** START Material shown **

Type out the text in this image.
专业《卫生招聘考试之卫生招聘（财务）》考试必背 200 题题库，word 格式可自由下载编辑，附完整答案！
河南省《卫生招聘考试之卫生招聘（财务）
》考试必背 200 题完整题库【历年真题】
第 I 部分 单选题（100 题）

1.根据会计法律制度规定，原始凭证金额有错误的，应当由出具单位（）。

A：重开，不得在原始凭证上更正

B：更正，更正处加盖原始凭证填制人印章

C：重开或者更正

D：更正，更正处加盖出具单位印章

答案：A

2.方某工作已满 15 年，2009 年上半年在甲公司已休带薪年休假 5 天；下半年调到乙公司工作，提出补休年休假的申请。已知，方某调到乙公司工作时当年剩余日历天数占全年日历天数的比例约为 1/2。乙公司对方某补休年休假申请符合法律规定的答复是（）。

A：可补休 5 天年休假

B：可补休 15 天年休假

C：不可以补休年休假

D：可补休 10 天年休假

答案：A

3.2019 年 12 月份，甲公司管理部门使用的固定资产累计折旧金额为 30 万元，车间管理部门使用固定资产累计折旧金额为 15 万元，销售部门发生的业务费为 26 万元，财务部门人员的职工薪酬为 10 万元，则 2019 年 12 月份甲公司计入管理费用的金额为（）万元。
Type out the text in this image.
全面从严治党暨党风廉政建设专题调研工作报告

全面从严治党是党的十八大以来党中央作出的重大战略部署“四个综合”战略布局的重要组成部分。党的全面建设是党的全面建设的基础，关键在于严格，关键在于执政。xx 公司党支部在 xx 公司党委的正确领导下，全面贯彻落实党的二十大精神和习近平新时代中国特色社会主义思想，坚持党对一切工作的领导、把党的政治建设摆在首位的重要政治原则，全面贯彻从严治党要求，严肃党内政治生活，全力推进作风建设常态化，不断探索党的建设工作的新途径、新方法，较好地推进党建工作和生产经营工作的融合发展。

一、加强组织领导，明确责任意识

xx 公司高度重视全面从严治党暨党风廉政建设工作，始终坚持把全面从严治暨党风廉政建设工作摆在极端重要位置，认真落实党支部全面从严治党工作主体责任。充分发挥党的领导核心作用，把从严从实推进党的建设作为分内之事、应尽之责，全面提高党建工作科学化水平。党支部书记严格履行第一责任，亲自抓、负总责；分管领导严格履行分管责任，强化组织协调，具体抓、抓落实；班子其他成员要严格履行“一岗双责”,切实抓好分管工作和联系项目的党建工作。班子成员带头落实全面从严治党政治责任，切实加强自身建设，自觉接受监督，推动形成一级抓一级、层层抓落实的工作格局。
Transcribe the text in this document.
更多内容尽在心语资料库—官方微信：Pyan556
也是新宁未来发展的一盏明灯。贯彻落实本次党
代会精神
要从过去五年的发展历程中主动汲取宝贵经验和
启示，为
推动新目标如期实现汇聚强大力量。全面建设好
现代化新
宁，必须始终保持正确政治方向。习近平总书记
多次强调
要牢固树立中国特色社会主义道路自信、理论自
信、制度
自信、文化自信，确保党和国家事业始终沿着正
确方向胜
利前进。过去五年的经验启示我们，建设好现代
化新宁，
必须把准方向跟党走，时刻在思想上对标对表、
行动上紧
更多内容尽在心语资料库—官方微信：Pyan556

** END Material shown **

• [Problem]: Write out every entry word for word.

• [Solution]:
Type out the text in this image.
专业《卫生招聘考试之卫生招聘（财务）》考试必背 200 题题库，word 格式可自由下载编辑，附完整答案！
河南省《卫生招聘考试之卫生招聘（财务）
》考试必背 200 题完整题库【历年真题】
第 I 部分 单选题（100 题）

1.根据会计法律制度规定，原始凭证金额有错误的，应当由出具单位（）。

A：重开，不得在原始凭证上更正

B：更正，更正处加盖原始凭证填制人印章

C：重开或者更正

D：更正，更正处加盖出具单位印章

答案：A

2.方某工作已满 15 年，2009 年上半年在甲公司已休带薪年休假 5 天；下半年调到乙公司工作，提出补休年休假的申请。已知，方某调到乙公司工作时当年剩余日历天数占全年日历天数的比例约为 1/2。乙公司对方某补休年休假申请符合法律规定的答复是（）。

A：可补休 5 天年休假

B：可补休 15 天年休假

C：不可以补休年休假

D：可补休 10 天年休假

答案：A

3.2019 年 12 月份，甲公司管理部门使用的固定资产累计折旧金额为 30 万元，车间管理部门使用固定资产累计折旧金额为 15 万元，销售部门发生的业务费为 26 万元，财务部门人员的职工薪酬为 10 万元，则 2019 年 12 月份甲公司计入管理费用的金额为（）万元。
Type out the text in this image.
全面从严治党暨党风廉政建设专题调研工作报告

全面从严治党是党的十八大以来党中央作出的重大战略部署“四个综合”战略布局的重要组成部分。党的全面建设是党的全面建设的基础，关键在于严格，关键在于执政。xx 公司党支部在 xx 公司党委的正确领导下，全面贯彻落实党的二十大精神和习近平新时代中国特色社会主义思想，坚持党对一切工作的领导、把党的政治建设摆在首位的重要政治原则，全面贯彻从严治党要求，严肃党内政治生活，全力推进作风建设常态化，不断探索党的建设工作的新途径、新方法，较好地推进党建工作和生产经营工作的融合发展。

一、加强组织领导，明确责任意识

xx 公司高度重视全面从严治党暨党风廉政建设工作，始终坚持把全面从严治暨党风廉政建设工作摆在极端重要位置，认真落实党支部全面从严治党工作主体责任。充分发挥党的领导核心作用，把从严从实推进党的建设作为分内之事、应尽之责，全面提高党建工作科学化水平。党支部书记严格履行第一责任，亲自抓、负总责；分管领导严格履行分管责任，强化组织协调，具体抓、抓落实；班子其他成员要严格履行“一岗双责”,切实抓好分管工作和联系项目的党建工作。班子成员带头落实全面从严治党政治责任，切实加强自身建设，自觉接受监督，推动形成一级抓一级、层层抓落实的工作格局。
Transcribe the text in this document.
更多内容尽在心语资料库—官方微信：Pyan556
也是新宁未来发展的一盏明灯。贯彻落实本次党
代会精神
要从过去五年的发展历程中主动汲取宝贵经验和
启示，为
推动新目标如期实现汇聚强大力量。全面建设好
现代化新
宁，必须始终保持正确政治方向。习近平总书记
多次强调
要牢固树立中国特色社会主义道路自信、理论自
信、制度
自信、文化自信，确保党和国家事业始终沿着正
确方向胜
利前进。过去五年的经验启示我们，建设好现代
化新宁，
必须把准方向跟党走，时刻在思想上对标对表、
行动上紧
更多内容尽在心语资料库—官方微信：Pyan556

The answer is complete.